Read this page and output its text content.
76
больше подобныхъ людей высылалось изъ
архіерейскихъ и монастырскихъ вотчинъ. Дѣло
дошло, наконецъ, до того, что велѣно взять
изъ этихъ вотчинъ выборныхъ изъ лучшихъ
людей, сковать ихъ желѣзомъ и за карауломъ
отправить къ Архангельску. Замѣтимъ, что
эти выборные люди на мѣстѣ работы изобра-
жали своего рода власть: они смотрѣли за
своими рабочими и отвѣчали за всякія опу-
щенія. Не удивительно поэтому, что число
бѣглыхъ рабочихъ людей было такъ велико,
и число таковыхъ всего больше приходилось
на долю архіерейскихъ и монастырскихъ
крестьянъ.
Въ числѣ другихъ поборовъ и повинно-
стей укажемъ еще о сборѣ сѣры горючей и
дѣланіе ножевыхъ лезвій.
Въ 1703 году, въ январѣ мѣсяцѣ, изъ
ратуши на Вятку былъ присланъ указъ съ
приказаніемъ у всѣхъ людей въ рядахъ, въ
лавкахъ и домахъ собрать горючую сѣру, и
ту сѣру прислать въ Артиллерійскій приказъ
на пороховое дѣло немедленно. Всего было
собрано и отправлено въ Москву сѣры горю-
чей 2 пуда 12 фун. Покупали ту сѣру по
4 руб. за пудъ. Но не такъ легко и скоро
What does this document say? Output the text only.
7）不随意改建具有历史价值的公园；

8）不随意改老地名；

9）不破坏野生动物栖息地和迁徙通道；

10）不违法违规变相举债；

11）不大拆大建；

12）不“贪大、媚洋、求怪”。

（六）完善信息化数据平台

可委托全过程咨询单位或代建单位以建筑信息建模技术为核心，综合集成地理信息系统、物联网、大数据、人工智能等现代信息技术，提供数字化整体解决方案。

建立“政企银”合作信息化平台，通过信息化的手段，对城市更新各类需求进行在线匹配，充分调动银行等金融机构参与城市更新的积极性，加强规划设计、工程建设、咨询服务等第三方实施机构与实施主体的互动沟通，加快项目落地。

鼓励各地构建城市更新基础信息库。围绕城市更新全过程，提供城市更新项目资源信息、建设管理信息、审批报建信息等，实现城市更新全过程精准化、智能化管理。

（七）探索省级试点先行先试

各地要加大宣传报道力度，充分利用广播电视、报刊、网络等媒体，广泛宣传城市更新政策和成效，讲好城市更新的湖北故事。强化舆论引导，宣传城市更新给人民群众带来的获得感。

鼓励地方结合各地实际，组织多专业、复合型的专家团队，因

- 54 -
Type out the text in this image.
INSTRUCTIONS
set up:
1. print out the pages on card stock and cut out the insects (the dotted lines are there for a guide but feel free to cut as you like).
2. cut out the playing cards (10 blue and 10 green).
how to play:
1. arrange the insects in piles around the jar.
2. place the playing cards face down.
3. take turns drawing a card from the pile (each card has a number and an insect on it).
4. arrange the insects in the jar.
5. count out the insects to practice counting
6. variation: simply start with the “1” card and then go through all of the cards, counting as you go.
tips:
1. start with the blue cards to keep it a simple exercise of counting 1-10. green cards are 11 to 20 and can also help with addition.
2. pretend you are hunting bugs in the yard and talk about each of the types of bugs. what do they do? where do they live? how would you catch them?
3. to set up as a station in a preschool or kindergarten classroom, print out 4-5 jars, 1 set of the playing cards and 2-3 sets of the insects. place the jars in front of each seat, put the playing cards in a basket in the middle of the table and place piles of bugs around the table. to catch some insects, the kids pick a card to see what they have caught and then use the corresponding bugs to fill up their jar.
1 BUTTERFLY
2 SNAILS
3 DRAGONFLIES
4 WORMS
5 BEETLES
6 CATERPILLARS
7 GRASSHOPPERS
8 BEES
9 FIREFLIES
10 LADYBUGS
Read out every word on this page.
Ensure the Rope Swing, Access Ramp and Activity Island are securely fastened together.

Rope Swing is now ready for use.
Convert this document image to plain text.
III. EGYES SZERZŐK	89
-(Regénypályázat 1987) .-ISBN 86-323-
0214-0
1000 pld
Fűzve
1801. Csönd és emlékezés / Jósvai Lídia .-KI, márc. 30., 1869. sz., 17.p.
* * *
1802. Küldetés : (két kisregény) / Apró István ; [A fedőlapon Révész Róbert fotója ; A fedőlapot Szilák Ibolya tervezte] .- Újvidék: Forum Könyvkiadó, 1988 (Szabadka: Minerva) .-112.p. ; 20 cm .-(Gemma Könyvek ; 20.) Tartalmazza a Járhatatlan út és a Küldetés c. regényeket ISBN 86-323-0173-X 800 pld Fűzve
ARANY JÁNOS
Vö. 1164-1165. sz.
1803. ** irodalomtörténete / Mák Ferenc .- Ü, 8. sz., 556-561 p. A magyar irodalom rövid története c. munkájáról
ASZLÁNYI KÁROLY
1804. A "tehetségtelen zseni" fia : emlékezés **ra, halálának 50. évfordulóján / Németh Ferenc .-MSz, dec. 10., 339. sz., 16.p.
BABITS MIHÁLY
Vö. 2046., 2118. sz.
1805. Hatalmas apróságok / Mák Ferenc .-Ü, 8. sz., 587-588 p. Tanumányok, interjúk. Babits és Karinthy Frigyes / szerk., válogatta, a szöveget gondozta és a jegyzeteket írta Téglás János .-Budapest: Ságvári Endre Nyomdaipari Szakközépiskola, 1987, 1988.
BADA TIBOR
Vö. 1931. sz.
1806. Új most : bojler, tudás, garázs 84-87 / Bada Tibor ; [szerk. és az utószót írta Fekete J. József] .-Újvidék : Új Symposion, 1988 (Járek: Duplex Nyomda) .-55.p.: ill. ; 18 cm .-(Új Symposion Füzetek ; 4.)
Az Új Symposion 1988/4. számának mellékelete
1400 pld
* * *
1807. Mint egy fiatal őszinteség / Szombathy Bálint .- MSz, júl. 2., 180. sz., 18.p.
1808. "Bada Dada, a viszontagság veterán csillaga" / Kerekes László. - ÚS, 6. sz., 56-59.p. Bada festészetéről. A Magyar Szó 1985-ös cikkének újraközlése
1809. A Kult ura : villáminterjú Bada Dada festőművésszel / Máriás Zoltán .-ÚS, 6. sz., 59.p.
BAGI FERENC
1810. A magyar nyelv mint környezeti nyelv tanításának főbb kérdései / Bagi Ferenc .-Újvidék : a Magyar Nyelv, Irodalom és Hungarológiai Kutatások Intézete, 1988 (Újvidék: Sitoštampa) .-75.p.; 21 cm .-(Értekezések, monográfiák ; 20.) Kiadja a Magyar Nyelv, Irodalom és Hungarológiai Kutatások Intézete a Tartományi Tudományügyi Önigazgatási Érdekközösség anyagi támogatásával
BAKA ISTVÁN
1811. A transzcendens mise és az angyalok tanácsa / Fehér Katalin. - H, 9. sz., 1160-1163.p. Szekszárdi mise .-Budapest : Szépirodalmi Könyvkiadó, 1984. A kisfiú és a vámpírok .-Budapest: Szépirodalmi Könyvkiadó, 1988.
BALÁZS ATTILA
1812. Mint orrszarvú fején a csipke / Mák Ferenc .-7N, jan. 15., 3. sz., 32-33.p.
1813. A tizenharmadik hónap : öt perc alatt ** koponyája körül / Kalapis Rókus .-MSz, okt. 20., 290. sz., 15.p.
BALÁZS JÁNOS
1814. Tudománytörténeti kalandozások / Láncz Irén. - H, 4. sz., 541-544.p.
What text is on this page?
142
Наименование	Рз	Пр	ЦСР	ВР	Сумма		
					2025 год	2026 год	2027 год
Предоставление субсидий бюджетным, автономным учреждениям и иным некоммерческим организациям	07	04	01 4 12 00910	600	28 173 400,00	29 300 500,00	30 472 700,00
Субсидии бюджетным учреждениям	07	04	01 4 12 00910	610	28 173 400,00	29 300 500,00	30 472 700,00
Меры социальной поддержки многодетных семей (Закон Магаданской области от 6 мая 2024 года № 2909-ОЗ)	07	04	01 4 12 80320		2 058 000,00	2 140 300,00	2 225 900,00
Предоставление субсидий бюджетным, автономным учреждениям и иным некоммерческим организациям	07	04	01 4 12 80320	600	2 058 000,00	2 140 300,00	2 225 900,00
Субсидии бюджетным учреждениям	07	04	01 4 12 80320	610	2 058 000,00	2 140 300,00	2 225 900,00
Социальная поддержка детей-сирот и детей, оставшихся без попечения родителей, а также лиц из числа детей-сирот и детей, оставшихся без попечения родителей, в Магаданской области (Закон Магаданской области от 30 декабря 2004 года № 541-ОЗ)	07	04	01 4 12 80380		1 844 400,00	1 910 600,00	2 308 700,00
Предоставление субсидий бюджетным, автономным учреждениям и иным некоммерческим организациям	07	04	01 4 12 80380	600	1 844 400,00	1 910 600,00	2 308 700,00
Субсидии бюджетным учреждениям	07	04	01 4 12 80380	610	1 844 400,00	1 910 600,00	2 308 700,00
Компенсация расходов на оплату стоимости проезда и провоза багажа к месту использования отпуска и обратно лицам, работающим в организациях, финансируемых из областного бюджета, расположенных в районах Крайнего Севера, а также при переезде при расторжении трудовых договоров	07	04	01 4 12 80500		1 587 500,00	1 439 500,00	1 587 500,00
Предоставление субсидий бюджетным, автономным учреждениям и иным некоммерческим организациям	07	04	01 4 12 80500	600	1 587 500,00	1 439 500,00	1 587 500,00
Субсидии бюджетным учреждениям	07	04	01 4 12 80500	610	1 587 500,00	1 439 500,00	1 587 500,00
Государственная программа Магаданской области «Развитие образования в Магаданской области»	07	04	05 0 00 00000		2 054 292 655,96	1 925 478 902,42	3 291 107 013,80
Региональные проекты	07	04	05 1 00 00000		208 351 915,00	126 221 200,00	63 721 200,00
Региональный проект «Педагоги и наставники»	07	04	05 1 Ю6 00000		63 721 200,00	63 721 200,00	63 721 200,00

________________

-- DO THIS --
From the data above, copy each line that holds "piles".

-- CORRECT ANSWER --
1. arrange the insects in piles around the jar.
3. to set up as a station in a preschool or kindergarten classroom, print out 4-5 jars, 1 set of the playing cards and 2-3 sets of the insects. place the jars in front of each seat, put the playing cards in a basket in the middle of the table and place piles of bugs around the table. to catch some insects, the kids pick a card to see what they have caught and then use the corresponding bugs to fill up their jar.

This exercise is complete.